Your task is to output the entries below word for word.
++++++++++++++++++++
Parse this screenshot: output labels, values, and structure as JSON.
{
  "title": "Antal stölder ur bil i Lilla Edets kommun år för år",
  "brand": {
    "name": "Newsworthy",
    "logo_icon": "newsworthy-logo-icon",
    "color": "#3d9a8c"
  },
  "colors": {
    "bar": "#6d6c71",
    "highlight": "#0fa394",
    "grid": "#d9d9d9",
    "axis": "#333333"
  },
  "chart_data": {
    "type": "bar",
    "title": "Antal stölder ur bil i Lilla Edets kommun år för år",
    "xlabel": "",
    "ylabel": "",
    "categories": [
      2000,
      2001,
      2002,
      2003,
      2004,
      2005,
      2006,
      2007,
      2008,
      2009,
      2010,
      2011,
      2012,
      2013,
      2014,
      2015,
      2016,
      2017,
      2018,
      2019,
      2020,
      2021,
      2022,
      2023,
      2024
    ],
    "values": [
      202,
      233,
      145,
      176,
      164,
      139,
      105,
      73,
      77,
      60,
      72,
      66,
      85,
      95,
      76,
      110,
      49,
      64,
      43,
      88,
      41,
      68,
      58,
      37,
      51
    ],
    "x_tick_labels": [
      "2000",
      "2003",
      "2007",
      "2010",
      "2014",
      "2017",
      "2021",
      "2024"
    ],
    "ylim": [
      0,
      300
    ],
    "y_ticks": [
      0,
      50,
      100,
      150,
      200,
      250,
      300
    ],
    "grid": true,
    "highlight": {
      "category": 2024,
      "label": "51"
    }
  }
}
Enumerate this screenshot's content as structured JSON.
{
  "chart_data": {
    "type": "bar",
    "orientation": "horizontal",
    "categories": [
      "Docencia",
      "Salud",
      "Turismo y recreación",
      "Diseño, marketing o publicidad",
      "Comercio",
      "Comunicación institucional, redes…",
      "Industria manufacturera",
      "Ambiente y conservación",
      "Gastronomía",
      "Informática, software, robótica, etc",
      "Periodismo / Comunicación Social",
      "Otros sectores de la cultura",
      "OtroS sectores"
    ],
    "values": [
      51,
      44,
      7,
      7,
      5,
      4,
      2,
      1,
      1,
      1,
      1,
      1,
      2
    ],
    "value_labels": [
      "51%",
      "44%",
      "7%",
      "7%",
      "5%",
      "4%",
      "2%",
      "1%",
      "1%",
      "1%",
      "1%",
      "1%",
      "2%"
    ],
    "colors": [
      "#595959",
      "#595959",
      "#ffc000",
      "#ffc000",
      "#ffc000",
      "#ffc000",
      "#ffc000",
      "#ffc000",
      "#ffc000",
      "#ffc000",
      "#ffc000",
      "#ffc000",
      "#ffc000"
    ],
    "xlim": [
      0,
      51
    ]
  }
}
++++++++++++++++++++
**WRITTEN ANSWER**:
Parse this screenshot: output labels, values, and structure as JSON.
{
  "title": "Antal stölder ur bil i Lilla Edets kommun år för år",
  "brand": {
    "name": "Newsworthy",
    "logo_icon": "newsworthy-logo-icon",
    "color": "#3d9a8c"
  },
  "colors": {
    "bar": "#6d6c71",
    "highlight": "#0fa394",
    "grid": "#d9d9d9",
    "axis": "#333333"
  },
  "chart_data": {
    "type": "bar",
    "title": "Antal stölder ur bil i Lilla Edets kommun år för år",
    "xlabel": "",
    "ylabel": "",
    "categories": [
      2000,
      2001,
      2002,
      2003,
      2004,
      2005,
      2006,
      2007,
      2008,
      2009,
      2010,
      2011,
      2012,
      2013,
      2014,
      2015,
      2016,
      2017,
      2018,
      2019,
      2020,
      2021,
      2022,
      2023,
      2024
    ],
    "values": [
      202,
      233,
      145,
      176,
      164,
      139,
      105,
      73,
      77,
      60,
      72,
      66,
      85,
      95,
      76,
      110,
      49,
      64,
      43,
      88,
      41,
      68,
      58,
      37,
      51
    ],
    "x_tick_labels": [
      "2000",
      "2003",
      "2007",
      "2010",
      "2014",
      "2017",
      "2021",
      "2024"
    ],
    "ylim": [
      0,
      300
    ],
    "y_ticks": [
      0,
      50,
      100,
      150,
      200,
      250,
      300
    ],
    "grid": true,
    "highlight": {
      "category": 2024,
      "label": "51"
    }
  }
}
Enumerate this screenshot's content as structured JSON.
{
  "chart_data": {
    "type": "bar",
    "orientation": "horizontal",
    "categories": [
      "Docencia",
      "Salud",
      "Turismo y recreación",
      "Diseño, marketing o publicidad",
      "Comercio",
      "Comunicación institucional, redes…",
      "Industria manufacturera",
      "Ambiente y conservación",
      "Gastronomía",
      "Informática, software, robótica, etc",
      "Periodismo / Comunicación Social",
      "Otros sectores de la cultura",
      "OtroS sectores"
    ],
    "values": [
      51,
      44,
      7,
      7,
      5,
      4,
      2,
      1,
      1,
      1,
      1,
      1,
      2
    ],
    "value_labels": [
      "51%",
      "44%",
      "7%",
      "7%",
      "5%",
      "4%",
      "2%",
      "1%",
      "1%",
      "1%",
      "1%",
      "1%",
      "2%"
    ],
    "colors": [
      "#595959",
      "#595959",
      "#ffc000",
      "#ffc000",
      "#ffc000",
      "#ffc000",
      "#ffc000",
      "#ffc000",
      "#ffc000",
      "#ffc000",
      "#ffc000",
      "#ffc000",
      "#ffc000"
    ],
    "xlim": [
      0,
      51
    ]
  }
}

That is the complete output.